_Objective_
Find the string "TEMPERATURE" in the entries and copy each line that has it.

Records from a data source

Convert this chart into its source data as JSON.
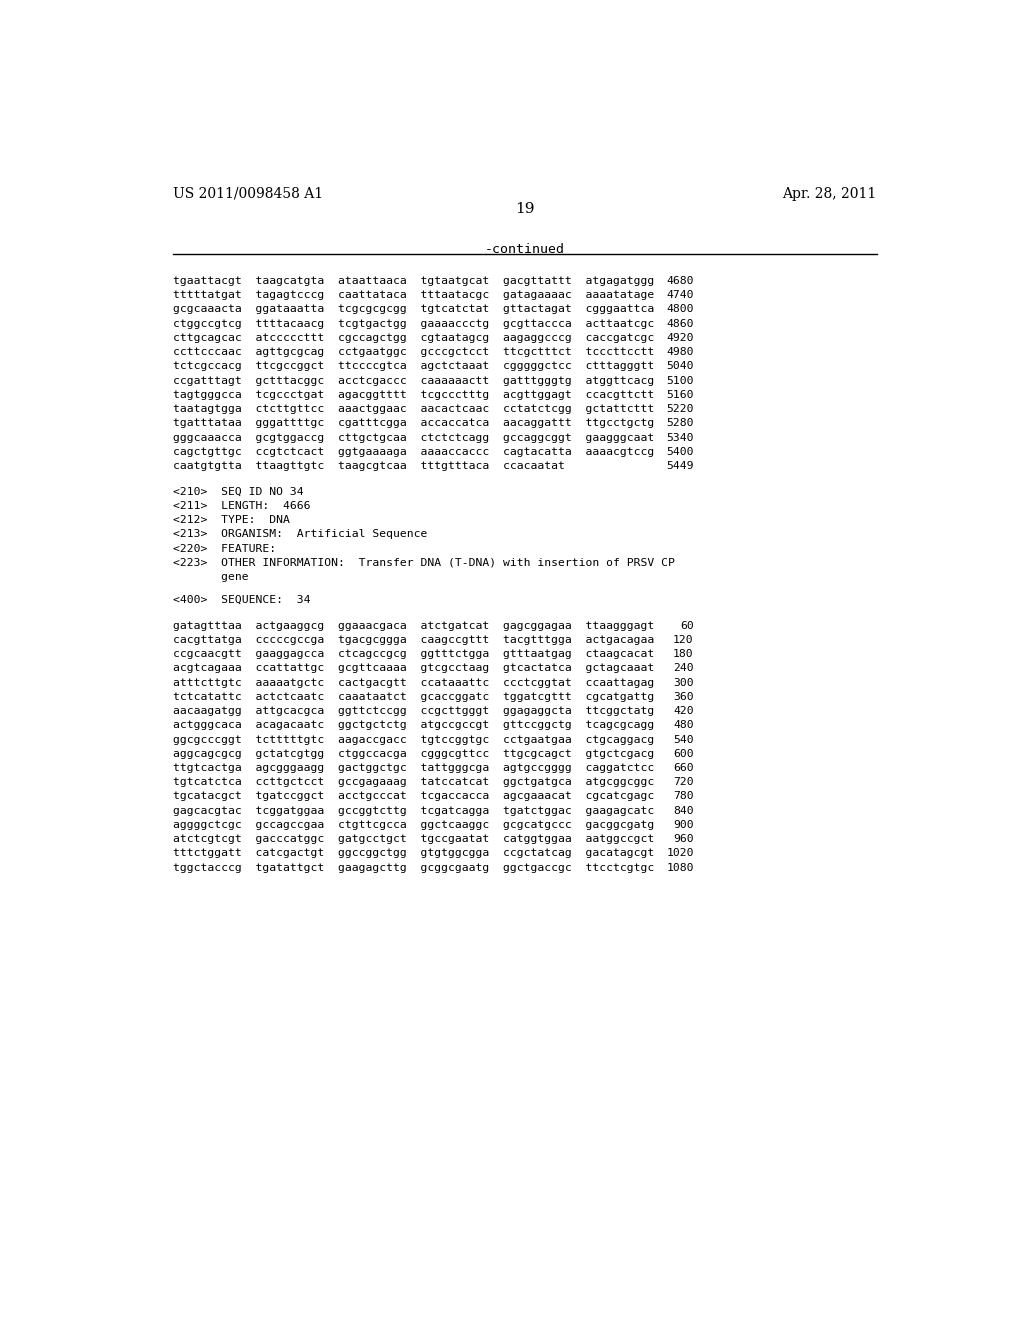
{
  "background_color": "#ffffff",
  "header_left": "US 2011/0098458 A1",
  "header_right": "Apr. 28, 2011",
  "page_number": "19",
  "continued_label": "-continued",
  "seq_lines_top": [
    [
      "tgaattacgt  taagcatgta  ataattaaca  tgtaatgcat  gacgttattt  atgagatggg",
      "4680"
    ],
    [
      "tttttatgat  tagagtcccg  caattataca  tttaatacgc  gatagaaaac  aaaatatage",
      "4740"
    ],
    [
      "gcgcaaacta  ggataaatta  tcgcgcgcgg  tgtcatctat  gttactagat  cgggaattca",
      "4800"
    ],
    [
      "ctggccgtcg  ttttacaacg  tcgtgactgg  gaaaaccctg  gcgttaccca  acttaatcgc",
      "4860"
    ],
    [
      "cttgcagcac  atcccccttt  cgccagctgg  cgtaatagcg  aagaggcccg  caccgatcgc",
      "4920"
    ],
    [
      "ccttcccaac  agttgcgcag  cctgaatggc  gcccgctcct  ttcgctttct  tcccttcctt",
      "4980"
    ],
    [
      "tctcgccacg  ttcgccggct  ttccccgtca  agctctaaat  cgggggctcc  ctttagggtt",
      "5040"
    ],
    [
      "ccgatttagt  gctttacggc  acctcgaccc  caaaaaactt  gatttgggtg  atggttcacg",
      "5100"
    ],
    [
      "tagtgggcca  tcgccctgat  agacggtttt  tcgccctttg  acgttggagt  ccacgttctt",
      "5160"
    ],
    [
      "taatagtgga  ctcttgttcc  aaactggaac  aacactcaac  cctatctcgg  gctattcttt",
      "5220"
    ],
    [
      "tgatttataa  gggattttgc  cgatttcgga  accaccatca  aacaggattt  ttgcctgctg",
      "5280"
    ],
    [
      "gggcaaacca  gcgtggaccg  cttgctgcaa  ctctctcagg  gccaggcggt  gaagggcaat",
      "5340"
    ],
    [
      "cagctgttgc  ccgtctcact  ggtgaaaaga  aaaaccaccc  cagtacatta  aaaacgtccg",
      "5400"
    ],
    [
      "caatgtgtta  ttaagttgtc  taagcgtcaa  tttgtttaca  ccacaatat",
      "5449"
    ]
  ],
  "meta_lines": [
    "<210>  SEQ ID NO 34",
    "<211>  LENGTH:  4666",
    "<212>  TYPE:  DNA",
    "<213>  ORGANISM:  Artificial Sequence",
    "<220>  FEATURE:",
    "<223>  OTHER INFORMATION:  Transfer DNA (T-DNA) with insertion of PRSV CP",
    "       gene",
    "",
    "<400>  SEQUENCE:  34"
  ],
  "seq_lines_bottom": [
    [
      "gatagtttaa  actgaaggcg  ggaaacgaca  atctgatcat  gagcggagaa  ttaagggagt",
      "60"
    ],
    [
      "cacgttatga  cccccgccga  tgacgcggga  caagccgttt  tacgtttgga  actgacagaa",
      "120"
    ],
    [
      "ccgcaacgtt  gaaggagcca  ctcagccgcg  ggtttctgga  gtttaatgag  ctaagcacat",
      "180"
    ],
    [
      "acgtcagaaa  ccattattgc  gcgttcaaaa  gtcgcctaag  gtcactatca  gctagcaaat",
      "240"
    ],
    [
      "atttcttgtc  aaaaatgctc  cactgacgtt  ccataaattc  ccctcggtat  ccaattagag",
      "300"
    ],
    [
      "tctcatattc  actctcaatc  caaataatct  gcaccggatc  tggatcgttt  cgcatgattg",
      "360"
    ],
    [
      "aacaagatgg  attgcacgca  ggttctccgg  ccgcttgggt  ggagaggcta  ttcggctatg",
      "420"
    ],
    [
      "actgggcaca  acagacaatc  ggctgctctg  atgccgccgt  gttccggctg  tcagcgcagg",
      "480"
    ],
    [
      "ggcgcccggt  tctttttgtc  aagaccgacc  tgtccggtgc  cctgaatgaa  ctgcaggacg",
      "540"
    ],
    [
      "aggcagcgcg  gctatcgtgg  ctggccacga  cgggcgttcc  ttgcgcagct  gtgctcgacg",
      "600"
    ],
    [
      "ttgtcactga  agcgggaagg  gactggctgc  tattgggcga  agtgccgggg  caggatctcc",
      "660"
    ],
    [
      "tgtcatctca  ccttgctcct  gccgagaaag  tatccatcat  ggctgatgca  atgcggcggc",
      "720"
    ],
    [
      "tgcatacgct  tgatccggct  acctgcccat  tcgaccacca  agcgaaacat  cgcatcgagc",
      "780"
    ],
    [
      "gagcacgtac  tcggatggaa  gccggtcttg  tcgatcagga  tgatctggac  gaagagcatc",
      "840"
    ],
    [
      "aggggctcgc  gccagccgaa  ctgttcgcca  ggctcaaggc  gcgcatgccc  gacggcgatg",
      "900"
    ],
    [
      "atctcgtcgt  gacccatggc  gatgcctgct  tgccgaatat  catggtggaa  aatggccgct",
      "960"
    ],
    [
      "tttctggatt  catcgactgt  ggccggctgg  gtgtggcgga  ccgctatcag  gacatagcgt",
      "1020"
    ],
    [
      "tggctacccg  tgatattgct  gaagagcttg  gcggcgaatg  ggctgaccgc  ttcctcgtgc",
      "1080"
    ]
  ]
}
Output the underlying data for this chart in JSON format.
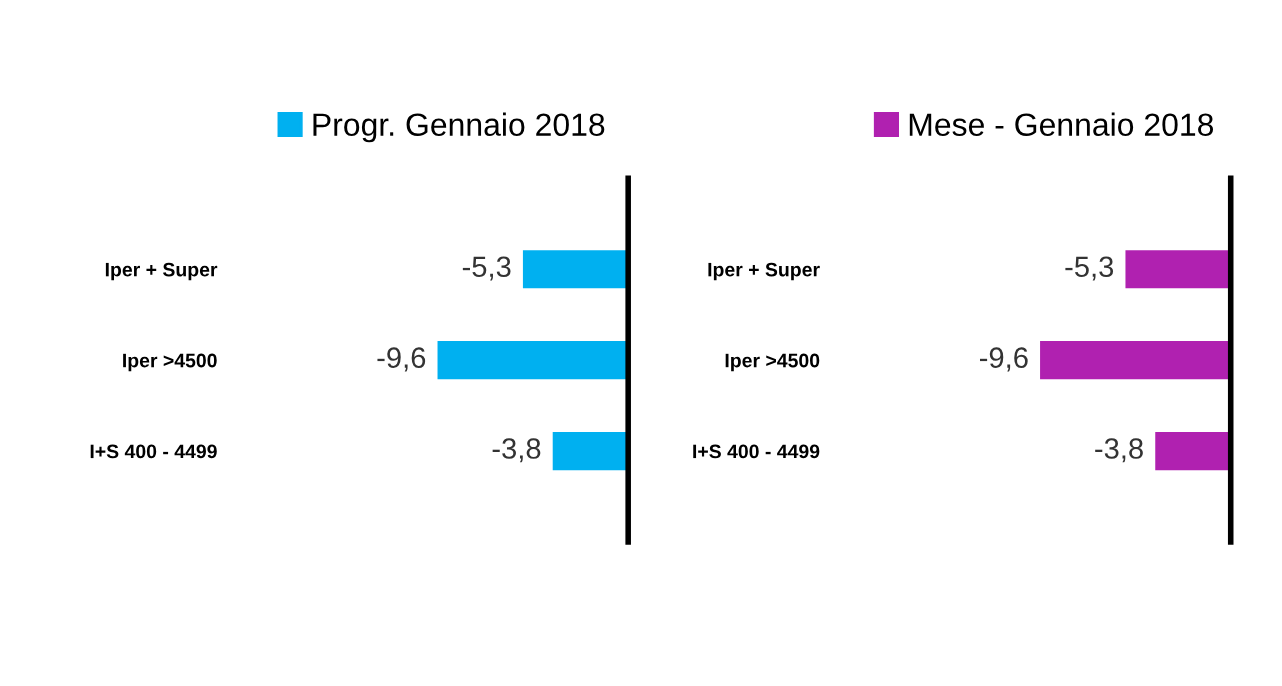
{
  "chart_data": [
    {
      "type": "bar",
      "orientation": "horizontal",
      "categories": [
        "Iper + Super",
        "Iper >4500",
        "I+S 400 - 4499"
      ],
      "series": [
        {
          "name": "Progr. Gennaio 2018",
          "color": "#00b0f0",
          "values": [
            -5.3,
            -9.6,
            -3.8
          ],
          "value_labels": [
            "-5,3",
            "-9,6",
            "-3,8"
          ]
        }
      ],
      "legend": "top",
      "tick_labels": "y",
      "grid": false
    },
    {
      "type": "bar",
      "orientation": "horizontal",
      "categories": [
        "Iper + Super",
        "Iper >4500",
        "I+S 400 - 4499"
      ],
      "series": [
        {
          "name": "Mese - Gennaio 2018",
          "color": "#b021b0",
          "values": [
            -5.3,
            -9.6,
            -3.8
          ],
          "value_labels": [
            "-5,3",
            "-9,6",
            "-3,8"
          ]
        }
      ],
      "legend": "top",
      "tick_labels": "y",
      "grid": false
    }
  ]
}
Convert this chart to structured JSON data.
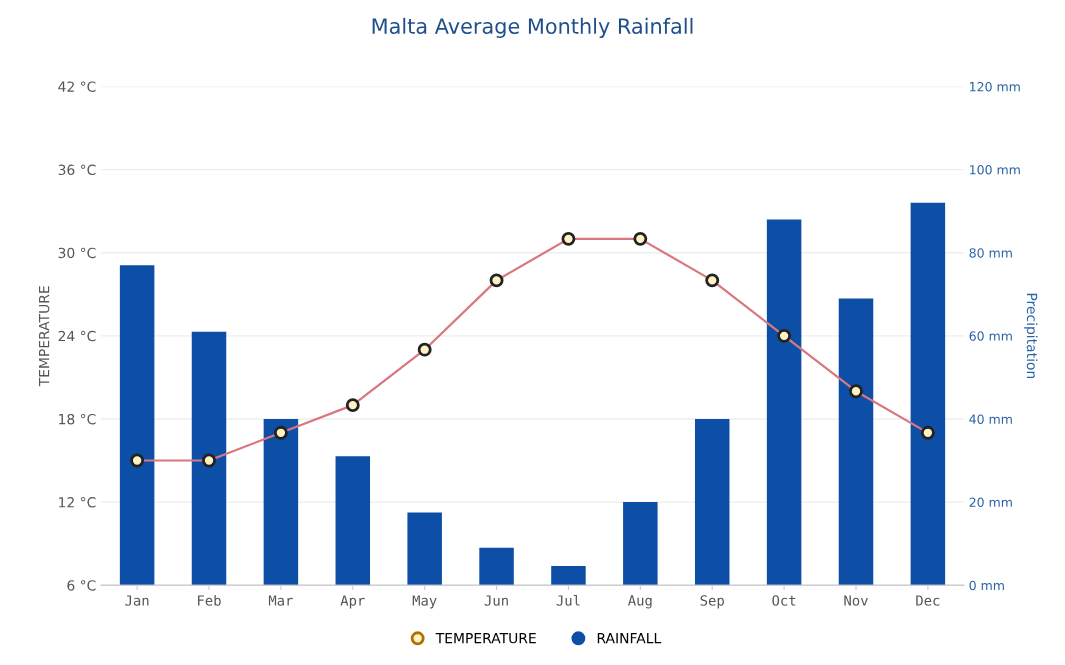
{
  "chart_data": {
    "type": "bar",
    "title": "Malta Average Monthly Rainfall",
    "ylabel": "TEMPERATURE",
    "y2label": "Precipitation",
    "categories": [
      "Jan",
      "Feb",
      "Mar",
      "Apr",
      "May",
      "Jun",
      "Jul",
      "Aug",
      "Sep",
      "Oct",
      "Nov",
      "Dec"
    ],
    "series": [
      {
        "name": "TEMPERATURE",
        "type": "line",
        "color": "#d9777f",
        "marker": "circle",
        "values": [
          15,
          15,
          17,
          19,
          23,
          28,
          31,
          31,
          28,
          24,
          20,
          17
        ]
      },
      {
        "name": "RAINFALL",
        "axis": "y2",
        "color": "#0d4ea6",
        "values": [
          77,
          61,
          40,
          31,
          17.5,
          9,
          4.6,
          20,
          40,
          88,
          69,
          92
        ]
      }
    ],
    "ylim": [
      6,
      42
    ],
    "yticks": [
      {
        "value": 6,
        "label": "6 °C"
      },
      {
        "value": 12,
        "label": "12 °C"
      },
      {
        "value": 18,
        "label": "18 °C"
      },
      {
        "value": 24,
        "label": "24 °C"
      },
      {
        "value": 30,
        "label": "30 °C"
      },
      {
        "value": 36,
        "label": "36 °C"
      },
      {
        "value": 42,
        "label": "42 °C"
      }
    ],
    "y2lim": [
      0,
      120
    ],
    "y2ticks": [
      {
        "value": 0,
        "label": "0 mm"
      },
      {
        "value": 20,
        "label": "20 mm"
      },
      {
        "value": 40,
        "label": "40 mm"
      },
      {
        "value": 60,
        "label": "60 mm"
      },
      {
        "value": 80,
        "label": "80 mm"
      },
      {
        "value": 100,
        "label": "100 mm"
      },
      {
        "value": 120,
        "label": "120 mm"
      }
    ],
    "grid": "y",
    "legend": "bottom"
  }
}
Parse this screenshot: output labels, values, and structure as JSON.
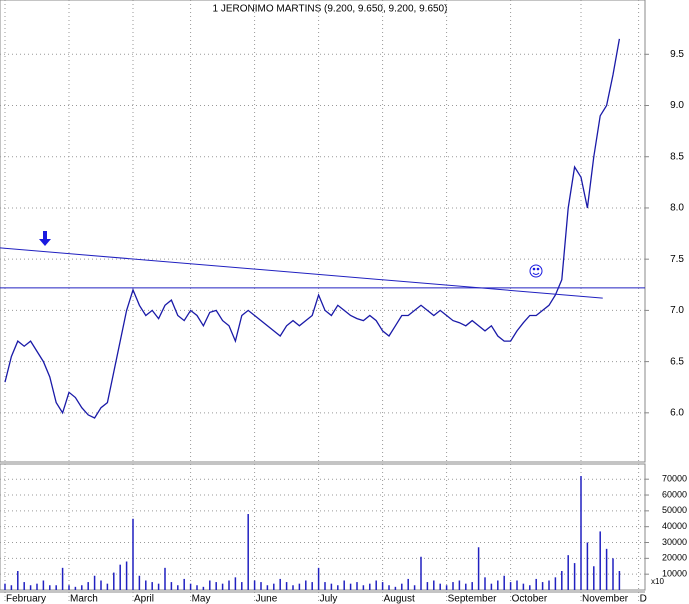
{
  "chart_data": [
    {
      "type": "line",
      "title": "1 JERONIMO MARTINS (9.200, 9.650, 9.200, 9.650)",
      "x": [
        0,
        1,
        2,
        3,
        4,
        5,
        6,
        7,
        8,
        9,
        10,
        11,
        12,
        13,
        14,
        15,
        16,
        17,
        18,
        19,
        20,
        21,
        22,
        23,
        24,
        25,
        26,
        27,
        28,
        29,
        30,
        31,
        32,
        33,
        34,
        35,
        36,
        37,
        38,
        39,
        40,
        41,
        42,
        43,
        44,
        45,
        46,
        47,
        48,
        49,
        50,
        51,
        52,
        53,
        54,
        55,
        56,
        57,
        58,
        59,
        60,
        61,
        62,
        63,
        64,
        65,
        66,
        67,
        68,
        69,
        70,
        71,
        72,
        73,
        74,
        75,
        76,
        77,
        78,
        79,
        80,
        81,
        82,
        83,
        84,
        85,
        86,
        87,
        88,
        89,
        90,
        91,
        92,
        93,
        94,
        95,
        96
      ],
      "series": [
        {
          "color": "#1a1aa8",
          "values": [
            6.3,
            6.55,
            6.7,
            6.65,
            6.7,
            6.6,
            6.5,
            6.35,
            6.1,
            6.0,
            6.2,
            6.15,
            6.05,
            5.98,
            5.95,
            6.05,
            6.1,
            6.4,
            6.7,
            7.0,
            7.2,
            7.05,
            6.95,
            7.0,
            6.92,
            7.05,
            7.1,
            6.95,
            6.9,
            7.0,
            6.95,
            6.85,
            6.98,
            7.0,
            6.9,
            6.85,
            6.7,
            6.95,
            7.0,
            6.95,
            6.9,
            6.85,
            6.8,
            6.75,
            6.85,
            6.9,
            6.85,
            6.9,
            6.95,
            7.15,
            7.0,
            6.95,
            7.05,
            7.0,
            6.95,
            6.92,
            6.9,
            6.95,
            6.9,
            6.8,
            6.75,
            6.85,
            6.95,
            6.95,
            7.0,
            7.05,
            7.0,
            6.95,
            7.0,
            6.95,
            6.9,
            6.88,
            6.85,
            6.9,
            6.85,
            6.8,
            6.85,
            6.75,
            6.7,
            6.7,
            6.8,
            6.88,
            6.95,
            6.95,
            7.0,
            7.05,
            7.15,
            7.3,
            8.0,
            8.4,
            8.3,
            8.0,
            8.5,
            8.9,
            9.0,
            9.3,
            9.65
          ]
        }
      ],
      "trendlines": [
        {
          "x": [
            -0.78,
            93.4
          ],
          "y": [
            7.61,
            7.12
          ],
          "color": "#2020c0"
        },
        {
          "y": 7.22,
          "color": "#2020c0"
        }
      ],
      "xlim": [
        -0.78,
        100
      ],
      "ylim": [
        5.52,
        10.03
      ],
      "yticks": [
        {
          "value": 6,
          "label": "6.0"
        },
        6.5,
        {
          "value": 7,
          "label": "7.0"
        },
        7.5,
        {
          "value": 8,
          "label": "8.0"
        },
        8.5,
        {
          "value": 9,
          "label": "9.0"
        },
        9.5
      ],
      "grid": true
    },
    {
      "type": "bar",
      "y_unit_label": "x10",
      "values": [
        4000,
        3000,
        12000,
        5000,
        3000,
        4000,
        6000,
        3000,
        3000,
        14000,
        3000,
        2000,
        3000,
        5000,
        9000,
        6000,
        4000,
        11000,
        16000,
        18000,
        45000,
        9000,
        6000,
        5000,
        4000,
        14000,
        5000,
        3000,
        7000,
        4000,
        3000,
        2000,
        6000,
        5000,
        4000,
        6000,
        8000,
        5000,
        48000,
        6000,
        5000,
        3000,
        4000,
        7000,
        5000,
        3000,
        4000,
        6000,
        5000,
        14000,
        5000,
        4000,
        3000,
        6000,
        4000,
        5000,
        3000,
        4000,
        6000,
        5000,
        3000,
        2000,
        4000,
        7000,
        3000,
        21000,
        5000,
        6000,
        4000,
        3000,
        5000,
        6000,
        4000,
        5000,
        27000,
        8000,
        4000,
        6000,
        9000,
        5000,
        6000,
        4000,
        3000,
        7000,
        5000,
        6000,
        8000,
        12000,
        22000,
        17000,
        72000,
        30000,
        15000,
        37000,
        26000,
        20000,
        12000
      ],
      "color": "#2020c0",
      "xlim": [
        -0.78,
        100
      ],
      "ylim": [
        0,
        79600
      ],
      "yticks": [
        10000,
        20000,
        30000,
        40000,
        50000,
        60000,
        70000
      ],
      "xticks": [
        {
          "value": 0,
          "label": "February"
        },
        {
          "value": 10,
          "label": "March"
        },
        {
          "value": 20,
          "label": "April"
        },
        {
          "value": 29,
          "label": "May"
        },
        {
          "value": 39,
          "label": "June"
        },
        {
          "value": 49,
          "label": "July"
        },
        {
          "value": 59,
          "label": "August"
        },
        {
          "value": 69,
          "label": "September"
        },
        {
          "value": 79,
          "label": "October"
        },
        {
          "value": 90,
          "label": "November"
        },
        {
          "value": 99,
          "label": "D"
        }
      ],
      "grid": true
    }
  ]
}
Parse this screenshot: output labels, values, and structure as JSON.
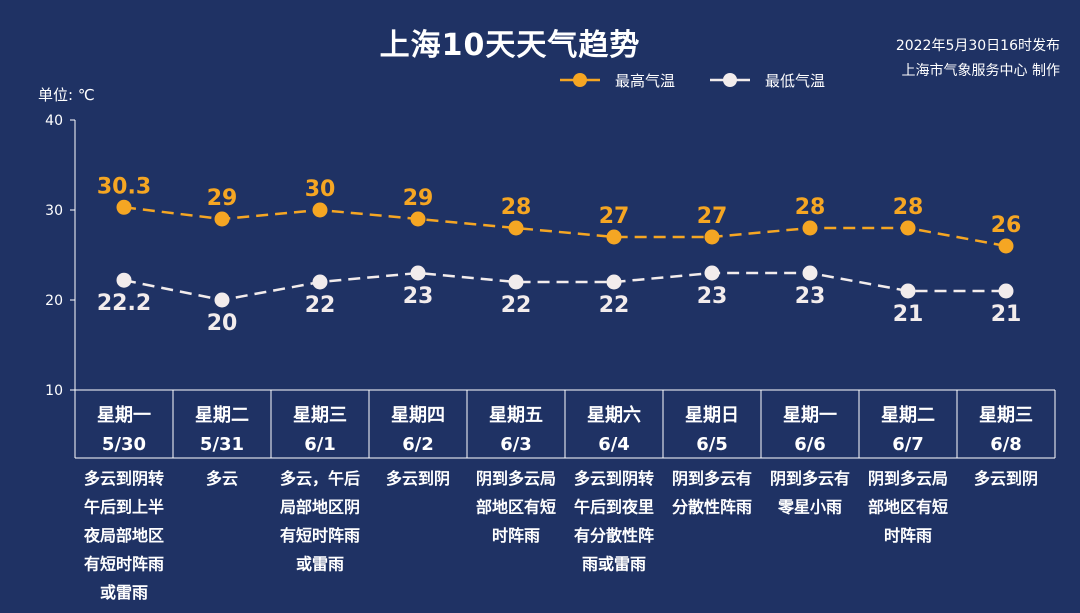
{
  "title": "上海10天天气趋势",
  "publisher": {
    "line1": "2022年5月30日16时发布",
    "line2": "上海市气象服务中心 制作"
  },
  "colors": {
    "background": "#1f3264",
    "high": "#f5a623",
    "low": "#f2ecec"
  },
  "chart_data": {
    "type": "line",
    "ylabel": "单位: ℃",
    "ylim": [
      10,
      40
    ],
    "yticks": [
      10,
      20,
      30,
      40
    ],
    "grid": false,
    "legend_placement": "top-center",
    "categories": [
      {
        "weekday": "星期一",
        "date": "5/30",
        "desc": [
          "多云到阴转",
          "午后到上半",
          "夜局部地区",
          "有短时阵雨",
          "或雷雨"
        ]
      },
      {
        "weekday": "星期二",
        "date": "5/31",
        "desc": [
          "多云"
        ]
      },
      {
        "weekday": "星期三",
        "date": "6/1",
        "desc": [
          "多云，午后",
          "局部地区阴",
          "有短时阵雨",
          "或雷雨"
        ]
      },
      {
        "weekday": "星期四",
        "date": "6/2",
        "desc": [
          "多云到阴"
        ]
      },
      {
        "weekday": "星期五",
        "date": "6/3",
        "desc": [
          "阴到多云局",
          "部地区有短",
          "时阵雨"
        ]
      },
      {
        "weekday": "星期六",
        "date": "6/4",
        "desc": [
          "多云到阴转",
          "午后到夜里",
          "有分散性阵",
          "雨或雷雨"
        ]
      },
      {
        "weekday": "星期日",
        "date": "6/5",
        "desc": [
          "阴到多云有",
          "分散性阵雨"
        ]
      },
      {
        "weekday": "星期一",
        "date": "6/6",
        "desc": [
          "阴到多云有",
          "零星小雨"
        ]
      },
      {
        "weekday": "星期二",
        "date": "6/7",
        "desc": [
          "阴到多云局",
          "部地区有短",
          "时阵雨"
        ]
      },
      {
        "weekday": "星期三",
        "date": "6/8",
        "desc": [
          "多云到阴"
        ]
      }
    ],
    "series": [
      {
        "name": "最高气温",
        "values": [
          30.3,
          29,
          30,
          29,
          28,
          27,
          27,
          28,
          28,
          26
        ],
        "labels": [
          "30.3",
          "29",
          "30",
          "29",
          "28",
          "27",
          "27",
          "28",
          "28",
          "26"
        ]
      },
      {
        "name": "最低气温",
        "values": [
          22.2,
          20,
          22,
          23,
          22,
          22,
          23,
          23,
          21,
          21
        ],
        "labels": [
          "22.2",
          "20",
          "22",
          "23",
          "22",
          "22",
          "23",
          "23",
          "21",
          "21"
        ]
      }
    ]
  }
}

_Solution for this task_
    "ylabel": "TEMPERATURE",
        "name": "TEMPERATURE",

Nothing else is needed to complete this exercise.